The problem: Every entry needs to be reproduced exactly.

Data section:
_ _ _ _ _ _ _

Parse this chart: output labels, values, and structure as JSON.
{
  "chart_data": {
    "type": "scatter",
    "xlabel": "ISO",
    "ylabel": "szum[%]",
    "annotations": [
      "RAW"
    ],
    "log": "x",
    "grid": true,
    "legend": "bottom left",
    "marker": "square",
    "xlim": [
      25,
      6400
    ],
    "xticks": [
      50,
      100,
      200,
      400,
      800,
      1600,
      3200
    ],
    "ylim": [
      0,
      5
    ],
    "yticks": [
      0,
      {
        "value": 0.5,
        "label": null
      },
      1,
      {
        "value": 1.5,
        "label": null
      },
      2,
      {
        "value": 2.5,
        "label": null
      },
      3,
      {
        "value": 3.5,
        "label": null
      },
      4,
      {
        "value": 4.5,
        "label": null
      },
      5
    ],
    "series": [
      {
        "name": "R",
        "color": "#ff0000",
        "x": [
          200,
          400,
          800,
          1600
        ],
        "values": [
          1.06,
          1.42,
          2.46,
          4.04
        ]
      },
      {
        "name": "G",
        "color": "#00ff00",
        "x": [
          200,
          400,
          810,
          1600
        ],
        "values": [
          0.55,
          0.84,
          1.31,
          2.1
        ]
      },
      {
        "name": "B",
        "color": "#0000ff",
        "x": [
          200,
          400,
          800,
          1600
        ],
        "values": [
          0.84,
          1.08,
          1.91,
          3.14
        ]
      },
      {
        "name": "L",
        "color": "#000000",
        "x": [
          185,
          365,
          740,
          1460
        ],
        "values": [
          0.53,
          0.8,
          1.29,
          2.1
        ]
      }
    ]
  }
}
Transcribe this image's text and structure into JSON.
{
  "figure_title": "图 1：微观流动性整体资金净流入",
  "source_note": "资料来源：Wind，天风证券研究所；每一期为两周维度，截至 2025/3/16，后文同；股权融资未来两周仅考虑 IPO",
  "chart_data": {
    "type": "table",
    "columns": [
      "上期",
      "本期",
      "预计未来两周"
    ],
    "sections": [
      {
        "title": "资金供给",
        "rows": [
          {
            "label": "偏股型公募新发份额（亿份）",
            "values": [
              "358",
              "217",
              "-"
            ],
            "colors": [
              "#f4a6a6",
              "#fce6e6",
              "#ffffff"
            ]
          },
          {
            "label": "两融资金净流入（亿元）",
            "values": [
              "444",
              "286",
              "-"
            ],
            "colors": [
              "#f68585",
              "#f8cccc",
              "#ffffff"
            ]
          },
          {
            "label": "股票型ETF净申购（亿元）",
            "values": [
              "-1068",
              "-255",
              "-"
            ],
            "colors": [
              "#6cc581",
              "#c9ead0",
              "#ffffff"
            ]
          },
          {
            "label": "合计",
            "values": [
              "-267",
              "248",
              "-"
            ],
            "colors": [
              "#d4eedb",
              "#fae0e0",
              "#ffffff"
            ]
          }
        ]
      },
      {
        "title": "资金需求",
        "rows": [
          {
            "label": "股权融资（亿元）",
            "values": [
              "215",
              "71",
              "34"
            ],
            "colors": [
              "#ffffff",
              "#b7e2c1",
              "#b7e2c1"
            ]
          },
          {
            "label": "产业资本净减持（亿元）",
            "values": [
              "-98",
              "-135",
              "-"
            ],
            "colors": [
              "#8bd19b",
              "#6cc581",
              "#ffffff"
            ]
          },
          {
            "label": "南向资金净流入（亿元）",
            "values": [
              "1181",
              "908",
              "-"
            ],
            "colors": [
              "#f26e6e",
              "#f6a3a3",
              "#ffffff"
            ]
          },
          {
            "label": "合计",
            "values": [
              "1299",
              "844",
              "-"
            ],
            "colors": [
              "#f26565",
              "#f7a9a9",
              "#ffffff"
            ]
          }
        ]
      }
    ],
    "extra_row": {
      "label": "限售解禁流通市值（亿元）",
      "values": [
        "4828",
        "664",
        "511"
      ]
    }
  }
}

_ _ _ _ _ _ _

Answer to this problem:
Parse this chart: output labels, values, and structure as JSON.
{
  "chart_data": {
    "type": "scatter",
    "xlabel": "ISO",
    "ylabel": "szum[%]",
    "annotations": [
      "RAW"
    ],
    "log": "x",
    "grid": true,
    "legend": "bottom left",
    "marker": "square",
    "xlim": [
      25,
      6400
    ],
    "xticks": [
      50,
      100,
      200,
      400,
      800,
      1600,
      3200
    ],
    "ylim": [
      0,
      5
    ],
    "yticks": [
      0,
      {
        "value": 0.5,
        "label": null
      },
      1,
      {
        "value": 1.5,
        "label": null
      },
      2,
      {
        "value": 2.5,
        "label": null
      },
      3,
      {
        "value": 3.5,
        "label": null
      },
      4,
      {
        "value": 4.5,
        "label": null
      },
      5
    ],
    "series": [
      {
        "name": "R",
        "color": "#ff0000",
        "x": [
          200,
          400,
          800,
          1600
        ],
        "values": [
          1.06,
          1.42,
          2.46,
          4.04
        ]
      },
      {
        "name": "G",
        "color": "#00ff00",
        "x": [
          200,
          400,
          810,
          1600
        ],
        "values": [
          0.55,
          0.84,
          1.31,
          2.1
        ]
      },
      {
        "name": "B",
        "color": "#0000ff",
        "x": [
          200,
          400,
          800,
          1600
        ],
        "values": [
          0.84,
          1.08,
          1.91,
          3.14
        ]
      },
      {
        "name": "L",
        "color": "#000000",
        "x": [
          185,
          365,
          740,
          1460
        ],
        "values": [
          0.53,
          0.8,
          1.29,
          2.1
        ]
      }
    ]
  }
}
Transcribe this image's text and structure into JSON.
{
  "figure_title": "图 1：微观流动性整体资金净流入",
  "source_note": "资料来源：Wind，天风证券研究所；每一期为两周维度，截至 2025/3/16，后文同；股权融资未来两周仅考虑 IPO",
  "chart_data": {
    "type": "table",
    "columns": [
      "上期",
      "本期",
      "预计未来两周"
    ],
    "sections": [
      {
        "title": "资金供给",
        "rows": [
          {
            "label": "偏股型公募新发份额（亿份）",
            "values": [
              "358",
              "217",
              "-"
            ],
            "colors": [
              "#f4a6a6",
              "#fce6e6",
              "#ffffff"
            ]
          },
          {
            "label": "两融资金净流入（亿元）",
            "values": [
              "444",
              "286",
              "-"
            ],
            "colors": [
              "#f68585",
              "#f8cccc",
              "#ffffff"
            ]
          },
          {
            "label": "股票型ETF净申购（亿元）",
            "values": [
              "-1068",
              "-255",
              "-"
            ],
            "colors": [
              "#6cc581",
              "#c9ead0",
              "#ffffff"
            ]
          },
          {
            "label": "合计",
            "values": [
              "-267",
              "248",
              "-"
            ],
            "colors": [
              "#d4eedb",
              "#fae0e0",
              "#ffffff"
            ]
          }
        ]
      },
      {
        "title": "资金需求",
        "rows": [
          {
            "label": "股权融资（亿元）",
            "values": [
              "215",
              "71",
              "34"
            ],
            "colors": [
              "#ffffff",
              "#b7e2c1",
              "#b7e2c1"
            ]
          },
          {
            "label": "产业资本净减持（亿元）",
            "values": [
              "-98",
              "-135",
              "-"
            ],
            "colors": [
              "#8bd19b",
              "#6cc581",
              "#ffffff"
            ]
          },
          {
            "label": "南向资金净流入（亿元）",
            "values": [
              "1181",
              "908",
              "-"
            ],
            "colors": [
              "#f26e6e",
              "#f6a3a3",
              "#ffffff"
            ]
          },
          {
            "label": "合计",
            "values": [
              "1299",
              "844",
              "-"
            ],
            "colors": [
              "#f26565",
              "#f7a9a9",
              "#ffffff"
            ]
          }
        ]
      }
    ],
    "extra_row": {
      "label": "限售解禁流通市值（亿元）",
      "values": [
        "4828",
        "664",
        "511"
      ]
    }
  }
}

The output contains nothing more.